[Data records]
..............................
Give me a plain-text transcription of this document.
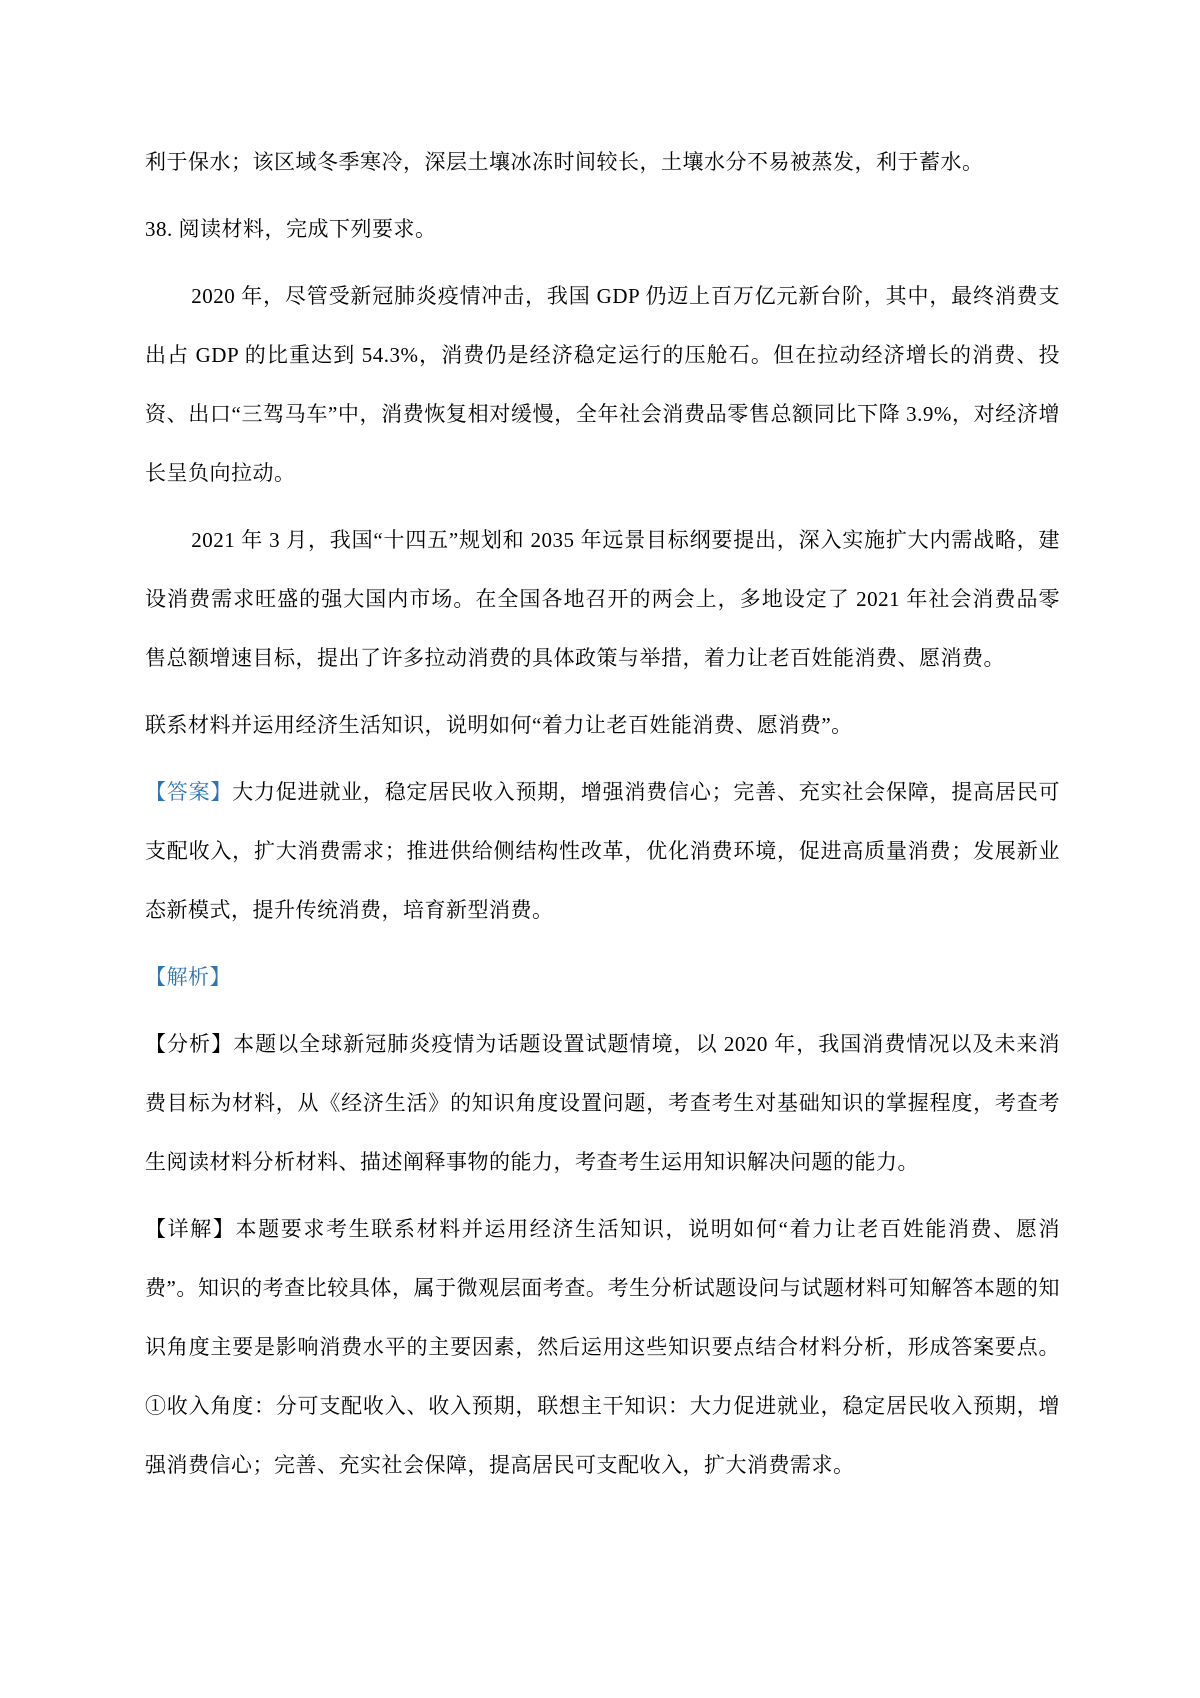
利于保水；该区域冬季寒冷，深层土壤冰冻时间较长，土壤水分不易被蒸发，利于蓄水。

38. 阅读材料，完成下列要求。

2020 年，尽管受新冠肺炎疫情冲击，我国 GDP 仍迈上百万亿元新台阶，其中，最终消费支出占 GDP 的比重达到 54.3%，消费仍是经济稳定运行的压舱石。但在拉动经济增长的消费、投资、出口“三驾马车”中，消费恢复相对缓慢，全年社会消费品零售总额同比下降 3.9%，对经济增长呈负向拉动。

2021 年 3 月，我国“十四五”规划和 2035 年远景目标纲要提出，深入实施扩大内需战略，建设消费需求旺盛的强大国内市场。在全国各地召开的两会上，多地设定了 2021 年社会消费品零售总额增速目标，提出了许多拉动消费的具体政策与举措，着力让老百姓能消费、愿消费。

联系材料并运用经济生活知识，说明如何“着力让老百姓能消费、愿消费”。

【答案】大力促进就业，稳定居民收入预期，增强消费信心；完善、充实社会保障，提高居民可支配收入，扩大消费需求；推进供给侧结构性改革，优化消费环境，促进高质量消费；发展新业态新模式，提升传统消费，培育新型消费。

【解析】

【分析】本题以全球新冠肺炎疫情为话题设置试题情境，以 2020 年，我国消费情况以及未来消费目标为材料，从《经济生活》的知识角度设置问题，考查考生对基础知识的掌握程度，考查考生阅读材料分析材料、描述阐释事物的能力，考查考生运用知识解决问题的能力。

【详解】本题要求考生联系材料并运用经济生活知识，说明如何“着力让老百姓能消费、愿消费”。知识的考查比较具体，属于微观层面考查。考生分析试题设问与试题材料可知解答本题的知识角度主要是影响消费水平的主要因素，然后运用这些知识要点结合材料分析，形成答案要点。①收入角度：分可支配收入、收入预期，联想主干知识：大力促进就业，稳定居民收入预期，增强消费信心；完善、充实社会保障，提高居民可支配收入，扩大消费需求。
..............................
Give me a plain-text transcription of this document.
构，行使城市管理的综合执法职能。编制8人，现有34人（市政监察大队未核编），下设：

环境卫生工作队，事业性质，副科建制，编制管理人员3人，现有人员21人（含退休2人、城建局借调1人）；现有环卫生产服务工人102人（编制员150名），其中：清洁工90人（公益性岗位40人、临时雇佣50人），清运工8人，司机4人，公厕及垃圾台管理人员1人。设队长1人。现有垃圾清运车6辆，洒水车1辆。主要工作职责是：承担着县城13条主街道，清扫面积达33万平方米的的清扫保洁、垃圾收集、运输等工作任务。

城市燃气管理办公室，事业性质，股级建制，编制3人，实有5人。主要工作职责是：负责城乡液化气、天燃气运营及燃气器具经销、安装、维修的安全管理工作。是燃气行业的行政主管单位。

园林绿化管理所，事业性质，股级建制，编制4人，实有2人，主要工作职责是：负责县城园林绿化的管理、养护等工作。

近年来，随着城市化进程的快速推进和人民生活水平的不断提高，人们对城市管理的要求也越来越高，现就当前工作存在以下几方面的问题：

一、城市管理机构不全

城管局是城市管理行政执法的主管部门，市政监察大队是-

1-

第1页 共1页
..............................
* **What is needed**
Write only the number of lines that include "大力促进就业".

* **Completed exercise**
2